┌─ Task material

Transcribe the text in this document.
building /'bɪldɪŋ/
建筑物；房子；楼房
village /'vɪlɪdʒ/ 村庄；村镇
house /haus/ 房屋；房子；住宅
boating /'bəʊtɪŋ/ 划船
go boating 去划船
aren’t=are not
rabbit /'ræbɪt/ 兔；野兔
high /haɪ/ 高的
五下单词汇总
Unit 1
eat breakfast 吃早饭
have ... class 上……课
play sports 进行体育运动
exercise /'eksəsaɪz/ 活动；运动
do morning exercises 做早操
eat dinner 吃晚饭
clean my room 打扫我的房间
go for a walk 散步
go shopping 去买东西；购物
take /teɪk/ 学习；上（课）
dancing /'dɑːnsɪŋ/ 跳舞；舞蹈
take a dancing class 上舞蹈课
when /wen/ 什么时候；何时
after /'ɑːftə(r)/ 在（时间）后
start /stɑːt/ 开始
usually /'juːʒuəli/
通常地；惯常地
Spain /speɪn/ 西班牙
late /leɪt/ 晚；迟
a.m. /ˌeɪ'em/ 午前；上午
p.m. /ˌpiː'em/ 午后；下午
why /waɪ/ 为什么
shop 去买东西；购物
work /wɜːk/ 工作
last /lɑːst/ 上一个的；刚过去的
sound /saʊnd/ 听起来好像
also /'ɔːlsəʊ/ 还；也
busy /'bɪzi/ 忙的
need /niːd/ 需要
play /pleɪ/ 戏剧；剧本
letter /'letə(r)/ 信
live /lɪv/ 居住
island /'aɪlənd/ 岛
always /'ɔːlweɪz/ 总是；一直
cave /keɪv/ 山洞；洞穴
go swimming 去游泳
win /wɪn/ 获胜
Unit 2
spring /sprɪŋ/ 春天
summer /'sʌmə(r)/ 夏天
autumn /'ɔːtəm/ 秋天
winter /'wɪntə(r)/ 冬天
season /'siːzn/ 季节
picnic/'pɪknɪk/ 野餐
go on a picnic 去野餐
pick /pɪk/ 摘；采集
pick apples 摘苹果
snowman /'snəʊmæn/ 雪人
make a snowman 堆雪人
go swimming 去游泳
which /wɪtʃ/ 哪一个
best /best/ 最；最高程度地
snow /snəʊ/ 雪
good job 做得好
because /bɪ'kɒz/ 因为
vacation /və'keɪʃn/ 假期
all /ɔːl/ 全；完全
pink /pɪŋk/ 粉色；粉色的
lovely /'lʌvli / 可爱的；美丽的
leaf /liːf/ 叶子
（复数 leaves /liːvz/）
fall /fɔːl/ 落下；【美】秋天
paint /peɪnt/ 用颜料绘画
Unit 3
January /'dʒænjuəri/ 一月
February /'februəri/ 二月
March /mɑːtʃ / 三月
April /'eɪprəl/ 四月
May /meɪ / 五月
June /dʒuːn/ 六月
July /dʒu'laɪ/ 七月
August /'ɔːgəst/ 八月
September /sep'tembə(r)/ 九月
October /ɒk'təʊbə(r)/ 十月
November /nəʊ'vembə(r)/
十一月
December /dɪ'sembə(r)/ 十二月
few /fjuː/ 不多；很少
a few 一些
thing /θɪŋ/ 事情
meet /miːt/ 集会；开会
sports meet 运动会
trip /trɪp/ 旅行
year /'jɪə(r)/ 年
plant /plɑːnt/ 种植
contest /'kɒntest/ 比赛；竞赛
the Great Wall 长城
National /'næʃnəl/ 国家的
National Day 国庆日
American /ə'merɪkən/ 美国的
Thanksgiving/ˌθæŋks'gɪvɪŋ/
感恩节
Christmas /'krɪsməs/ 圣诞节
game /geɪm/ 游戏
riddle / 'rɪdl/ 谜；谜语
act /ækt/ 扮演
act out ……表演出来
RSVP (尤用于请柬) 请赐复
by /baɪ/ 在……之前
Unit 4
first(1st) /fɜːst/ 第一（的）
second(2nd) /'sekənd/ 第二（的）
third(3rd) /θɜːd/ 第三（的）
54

└─

**Given instruction**
Give the entries once more, exactly as they appear.

**Task output**
Transcribe the text in this document.
building /'bɪldɪŋ/
建筑物；房子；楼房
village /'vɪlɪdʒ/ 村庄；村镇
house /haus/ 房屋；房子；住宅
boating /'bəʊtɪŋ/ 划船
go boating 去划船
aren’t=are not
rabbit /'ræbɪt/ 兔；野兔
high /haɪ/ 高的
五下单词汇总
Unit 1
eat breakfast 吃早饭
have ... class 上……课
play sports 进行体育运动
exercise /'eksəsaɪz/ 活动；运动
do morning exercises 做早操
eat dinner 吃晚饭
clean my room 打扫我的房间
go for a walk 散步
go shopping 去买东西；购物
take /teɪk/ 学习；上（课）
dancing /'dɑːnsɪŋ/ 跳舞；舞蹈
take a dancing class 上舞蹈课
when /wen/ 什么时候；何时
after /'ɑːftə(r)/ 在（时间）后
start /stɑːt/ 开始
usually /'juːʒuəli/
通常地；惯常地
Spain /speɪn/ 西班牙
late /leɪt/ 晚；迟
a.m. /ˌeɪ'em/ 午前；上午
p.m. /ˌpiː'em/ 午后；下午
why /waɪ/ 为什么
shop 去买东西；购物
work /wɜːk/ 工作
last /lɑːst/ 上一个的；刚过去的
sound /saʊnd/ 听起来好像
also /'ɔːlsəʊ/ 还；也
busy /'bɪzi/ 忙的
need /niːd/ 需要
play /pleɪ/ 戏剧；剧本
letter /'letə(r)/ 信
live /lɪv/ 居住
island /'aɪlənd/ 岛
always /'ɔːlweɪz/ 总是；一直
cave /keɪv/ 山洞；洞穴
go swimming 去游泳
win /wɪn/ 获胜
Unit 2
spring /sprɪŋ/ 春天
summer /'sʌmə(r)/ 夏天
autumn /'ɔːtəm/ 秋天
winter /'wɪntə(r)/ 冬天
season /'siːzn/ 季节
picnic/'pɪknɪk/ 野餐
go on a picnic 去野餐
pick /pɪk/ 摘；采集
pick apples 摘苹果
snowman /'snəʊmæn/ 雪人
make a snowman 堆雪人
go swimming 去游泳
which /wɪtʃ/ 哪一个
best /best/ 最；最高程度地
snow /snəʊ/ 雪
good job 做得好
because /bɪ'kɒz/ 因为
vacation /və'keɪʃn/ 假期
all /ɔːl/ 全；完全
pink /pɪŋk/ 粉色；粉色的
lovely /'lʌvli / 可爱的；美丽的
leaf /liːf/ 叶子
（复数 leaves /liːvz/）
fall /fɔːl/ 落下；【美】秋天
paint /peɪnt/ 用颜料绘画
Unit 3
January /'dʒænjuəri/ 一月
February /'februəri/ 二月
March /mɑːtʃ / 三月
April /'eɪprəl/ 四月
May /meɪ / 五月
June /dʒuːn/ 六月
July /dʒu'laɪ/ 七月
August /'ɔːgəst/ 八月
September /sep'tembə(r)/ 九月
October /ɒk'təʊbə(r)/ 十月
November /nəʊ'vembə(r)/
十一月
December /dɪ'sembə(r)/ 十二月
few /fjuː/ 不多；很少
a few 一些
thing /θɪŋ/ 事情
meet /miːt/ 集会；开会
sports meet 运动会
trip /trɪp/ 旅行
year /'jɪə(r)/ 年
plant /plɑːnt/ 种植
contest /'kɒntest/ 比赛；竞赛
the Great Wall 长城
National /'næʃnəl/ 国家的
National Day 国庆日
American /ə'merɪkən/ 美国的
Thanksgiving/ˌθæŋks'gɪvɪŋ/
感恩节
Christmas /'krɪsməs/ 圣诞节
game /geɪm/ 游戏
riddle / 'rɪdl/ 谜；谜语
act /ækt/ 扮演
act out ……表演出来
RSVP (尤用于请柬) 请赐复
by /baɪ/ 在……之前
Unit 4
first(1st) /fɜːst/ 第一（的）
second(2nd) /'sekənd/ 第二（的）
third(3rd) /θɜːd/ 第三（的）
54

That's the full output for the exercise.